GLASWELT – Helmut Hilzinger, mit welchen Gedanken blicken Sie auf die Zukunft des Fensterbaus?
Helmut Hilzinger – Wir müssen eines sehen: Wir kommen von einem Niveau, wo es uns allen richtig gut ging. Es gibt ja sogar Betriebe, die reduzieren die Arbeitszeiten auf 30 Stunden für das gleiche Geld. Aber die jetzige Situation mit der Inflation und dem schlimmen Krieg wird vieles verändern und uns allen auch am Geldbeutel spüren lassen. Wir werden eine Krise erleben, das wird auch hart für die Branche. Aber ich bin sehr zuversichtlich, daß wir als Unternehmen Hilzinger gut aus der Krise hervorgehen. Wir haben die Kraft, das Know-how, das Personal und die finanziellen Mittel.
Roman Hilzinger – Unsere Auftragssituation ist nach wie vor sehr positiv – sowohl im Objekt- als auch im Privatkundengeschäft. Im Fachhandelsgeschäft stellen sich jetzt die Auftragshorizonte etwas kurzfristiger dar. Im Objektgeschäft setzen unsere Kunden jetzt verstärkt auf Einsparungsmaßnahmen, da kommt es auch auf unsere Beratungsleistungen an. Schon im Angebotsbereich steigen wir dann ganz tief in diese Materie ein – um kostengünstige Lösungen zu entwickeln.
GLASWELT – Wie stellt sich denn die aktuelle Situation in Ihren Kernmärkten dar?
Helmut Hilzinger – Wir werden in diesem Jahr in allen Märkten unser schon gutes letztes Jahr im Umsatz noch mal toppen. Wir steigern auch jetzt noch aktuell die Umsätze des Vorjahres.
Wir haben die Kraft, das Know-how, das Personal und die finanziellen Mittel.
Foto: Daniel Mund / GLASWELT
Glaswelt – Helmut Hilzinger, haben Sie als junger Mann eine Idee gehabt, den Familienbetrieb so zu formen, wie er sich jetzt darstellt?

§ Datensätze:

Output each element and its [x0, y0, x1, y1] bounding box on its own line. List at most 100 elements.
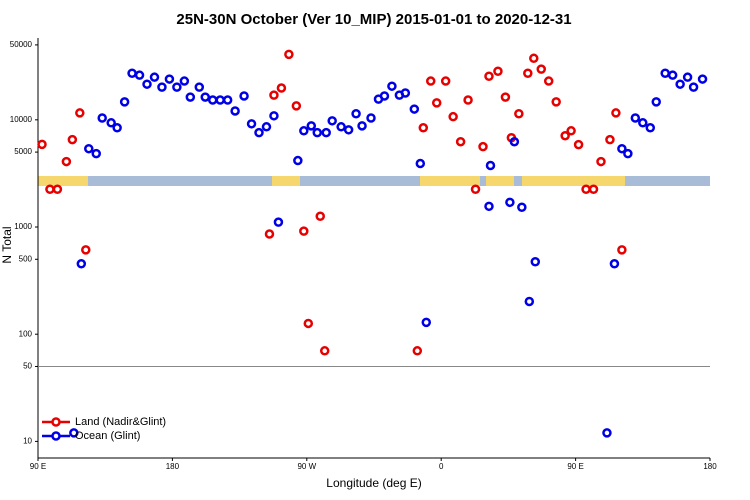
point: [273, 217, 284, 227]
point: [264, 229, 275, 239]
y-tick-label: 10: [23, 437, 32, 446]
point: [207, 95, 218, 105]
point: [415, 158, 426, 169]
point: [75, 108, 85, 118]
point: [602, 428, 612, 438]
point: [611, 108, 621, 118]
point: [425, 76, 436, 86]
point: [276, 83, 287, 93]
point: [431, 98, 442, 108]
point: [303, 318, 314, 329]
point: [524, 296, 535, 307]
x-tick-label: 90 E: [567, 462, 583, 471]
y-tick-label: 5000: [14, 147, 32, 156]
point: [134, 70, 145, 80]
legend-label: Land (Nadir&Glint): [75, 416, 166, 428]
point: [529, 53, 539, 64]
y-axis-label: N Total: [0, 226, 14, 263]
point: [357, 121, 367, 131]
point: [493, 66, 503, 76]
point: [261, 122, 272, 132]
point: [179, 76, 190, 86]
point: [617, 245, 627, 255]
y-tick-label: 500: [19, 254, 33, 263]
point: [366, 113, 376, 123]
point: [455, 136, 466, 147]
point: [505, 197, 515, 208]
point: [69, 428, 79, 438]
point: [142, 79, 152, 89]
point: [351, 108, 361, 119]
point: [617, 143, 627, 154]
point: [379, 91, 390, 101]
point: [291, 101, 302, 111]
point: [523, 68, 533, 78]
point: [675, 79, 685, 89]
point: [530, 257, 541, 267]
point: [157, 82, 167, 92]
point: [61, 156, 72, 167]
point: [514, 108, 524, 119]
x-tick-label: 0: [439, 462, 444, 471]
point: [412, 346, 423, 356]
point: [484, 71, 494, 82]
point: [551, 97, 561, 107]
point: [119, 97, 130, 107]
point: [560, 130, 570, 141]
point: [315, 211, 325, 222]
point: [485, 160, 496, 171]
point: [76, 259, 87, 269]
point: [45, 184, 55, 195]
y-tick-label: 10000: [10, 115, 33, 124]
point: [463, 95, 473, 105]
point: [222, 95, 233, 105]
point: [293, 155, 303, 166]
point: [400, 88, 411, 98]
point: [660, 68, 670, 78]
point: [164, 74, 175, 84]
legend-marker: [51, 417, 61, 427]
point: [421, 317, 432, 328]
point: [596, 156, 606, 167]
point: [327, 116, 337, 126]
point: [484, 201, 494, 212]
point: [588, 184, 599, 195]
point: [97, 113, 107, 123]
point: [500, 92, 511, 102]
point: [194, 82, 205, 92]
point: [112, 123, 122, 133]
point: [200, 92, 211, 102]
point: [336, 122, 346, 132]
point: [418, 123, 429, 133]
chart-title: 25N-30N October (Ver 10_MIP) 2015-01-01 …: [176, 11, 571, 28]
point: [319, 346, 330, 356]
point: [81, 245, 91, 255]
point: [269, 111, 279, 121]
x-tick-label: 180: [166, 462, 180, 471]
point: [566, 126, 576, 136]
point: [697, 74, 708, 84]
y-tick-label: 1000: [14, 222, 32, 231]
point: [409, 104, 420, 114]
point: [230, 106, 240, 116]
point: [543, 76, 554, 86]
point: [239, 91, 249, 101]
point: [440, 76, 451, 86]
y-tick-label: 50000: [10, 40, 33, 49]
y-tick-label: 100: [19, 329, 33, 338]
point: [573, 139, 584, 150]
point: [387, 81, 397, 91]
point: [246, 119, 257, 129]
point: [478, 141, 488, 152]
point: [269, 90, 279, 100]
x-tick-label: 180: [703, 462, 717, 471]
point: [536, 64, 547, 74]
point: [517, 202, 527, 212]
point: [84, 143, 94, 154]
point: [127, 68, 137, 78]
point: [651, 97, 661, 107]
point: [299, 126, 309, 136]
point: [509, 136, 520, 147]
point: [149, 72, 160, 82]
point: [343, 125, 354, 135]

---

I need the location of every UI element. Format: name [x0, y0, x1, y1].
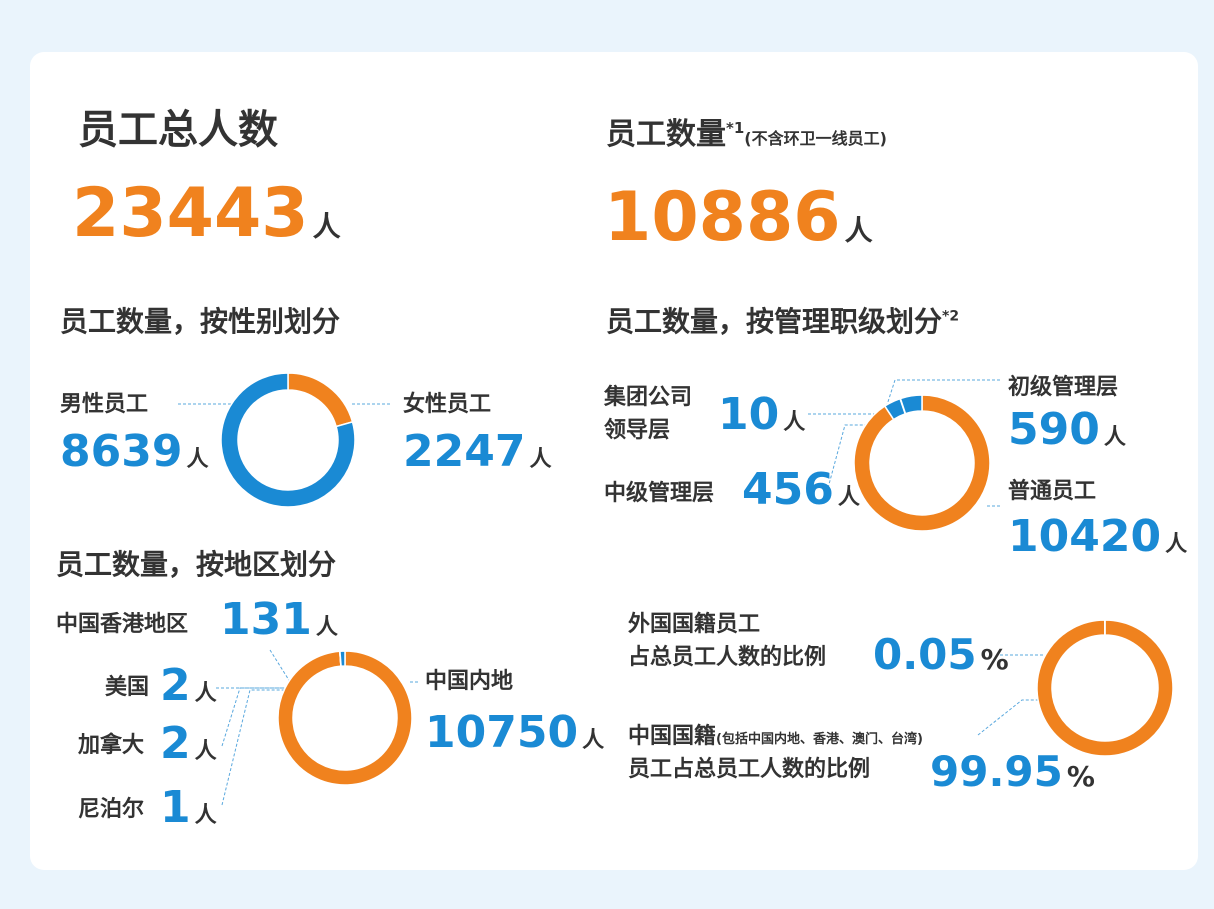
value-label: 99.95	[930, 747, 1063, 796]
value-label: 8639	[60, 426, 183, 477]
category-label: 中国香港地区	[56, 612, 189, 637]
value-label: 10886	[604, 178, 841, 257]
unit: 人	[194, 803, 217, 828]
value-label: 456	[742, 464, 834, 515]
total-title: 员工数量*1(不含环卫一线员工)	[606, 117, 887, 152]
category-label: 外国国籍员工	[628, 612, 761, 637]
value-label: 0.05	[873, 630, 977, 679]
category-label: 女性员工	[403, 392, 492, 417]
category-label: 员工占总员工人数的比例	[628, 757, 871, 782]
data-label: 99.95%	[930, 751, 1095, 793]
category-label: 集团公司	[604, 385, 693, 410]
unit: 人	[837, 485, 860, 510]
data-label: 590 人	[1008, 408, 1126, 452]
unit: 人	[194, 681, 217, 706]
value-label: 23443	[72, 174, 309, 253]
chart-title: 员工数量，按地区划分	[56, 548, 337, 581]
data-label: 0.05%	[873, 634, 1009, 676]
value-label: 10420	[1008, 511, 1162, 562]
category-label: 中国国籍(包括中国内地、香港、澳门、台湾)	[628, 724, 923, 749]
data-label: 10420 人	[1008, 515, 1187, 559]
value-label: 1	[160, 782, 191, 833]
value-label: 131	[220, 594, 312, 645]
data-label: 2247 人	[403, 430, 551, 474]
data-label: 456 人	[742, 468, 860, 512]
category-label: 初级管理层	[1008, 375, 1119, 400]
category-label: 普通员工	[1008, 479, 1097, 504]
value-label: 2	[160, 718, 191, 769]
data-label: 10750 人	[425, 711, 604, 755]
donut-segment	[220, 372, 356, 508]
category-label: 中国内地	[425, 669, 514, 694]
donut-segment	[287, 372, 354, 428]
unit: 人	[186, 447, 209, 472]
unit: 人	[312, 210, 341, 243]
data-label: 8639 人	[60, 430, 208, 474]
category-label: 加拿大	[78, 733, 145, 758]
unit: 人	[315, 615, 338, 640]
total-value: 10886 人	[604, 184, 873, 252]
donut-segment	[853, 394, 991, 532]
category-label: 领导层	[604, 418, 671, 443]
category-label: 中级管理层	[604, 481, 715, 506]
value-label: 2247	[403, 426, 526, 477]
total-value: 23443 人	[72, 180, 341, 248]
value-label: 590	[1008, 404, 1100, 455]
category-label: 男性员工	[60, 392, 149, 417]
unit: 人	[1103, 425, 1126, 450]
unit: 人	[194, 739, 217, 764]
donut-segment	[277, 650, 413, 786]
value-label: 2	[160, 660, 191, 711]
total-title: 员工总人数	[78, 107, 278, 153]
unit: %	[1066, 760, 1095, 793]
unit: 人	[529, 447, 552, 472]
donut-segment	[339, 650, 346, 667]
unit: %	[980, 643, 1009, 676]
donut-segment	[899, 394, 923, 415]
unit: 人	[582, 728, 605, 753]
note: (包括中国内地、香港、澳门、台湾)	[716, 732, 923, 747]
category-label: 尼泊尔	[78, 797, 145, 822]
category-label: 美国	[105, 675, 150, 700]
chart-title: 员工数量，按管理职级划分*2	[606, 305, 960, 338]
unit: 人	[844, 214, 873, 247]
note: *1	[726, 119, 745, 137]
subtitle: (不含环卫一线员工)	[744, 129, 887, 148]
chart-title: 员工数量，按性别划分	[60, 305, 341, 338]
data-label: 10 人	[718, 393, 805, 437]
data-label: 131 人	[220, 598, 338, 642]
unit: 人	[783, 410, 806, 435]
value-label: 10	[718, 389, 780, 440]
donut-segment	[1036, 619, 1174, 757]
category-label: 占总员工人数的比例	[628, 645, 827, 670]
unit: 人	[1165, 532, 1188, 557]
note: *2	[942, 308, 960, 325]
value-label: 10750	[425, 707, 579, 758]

§ Aufgabe:
Gib aus dem Interview zum Fensterbau den Teil von „GLASWELT – Wie“ bis „sich jetzt darstellt?“ wortgetreu aus.

§ Lösung:
GLASWELT – Wie stellt sich denn die aktuelle Situation in Ihren Kernmärkten dar?
Helmut Hilzinger – Wir werden in diesem Jahr in allen Märkten unser schon gutes letztes Jahr im Umsatz noch mal toppen. Wir steigern auch jetzt noch aktuell die Umsätze des Vorjahres.
Wir haben die Kraft, das Know-how, das Personal und die finanziellen Mittel.
Foto: Daniel Mund / GLASWELT
Glaswelt – Helmut Hilzinger, haben Sie als junger Mann eine Idee gehabt, den Familienbetrieb so zu formen, wie er sich jetzt darstellt?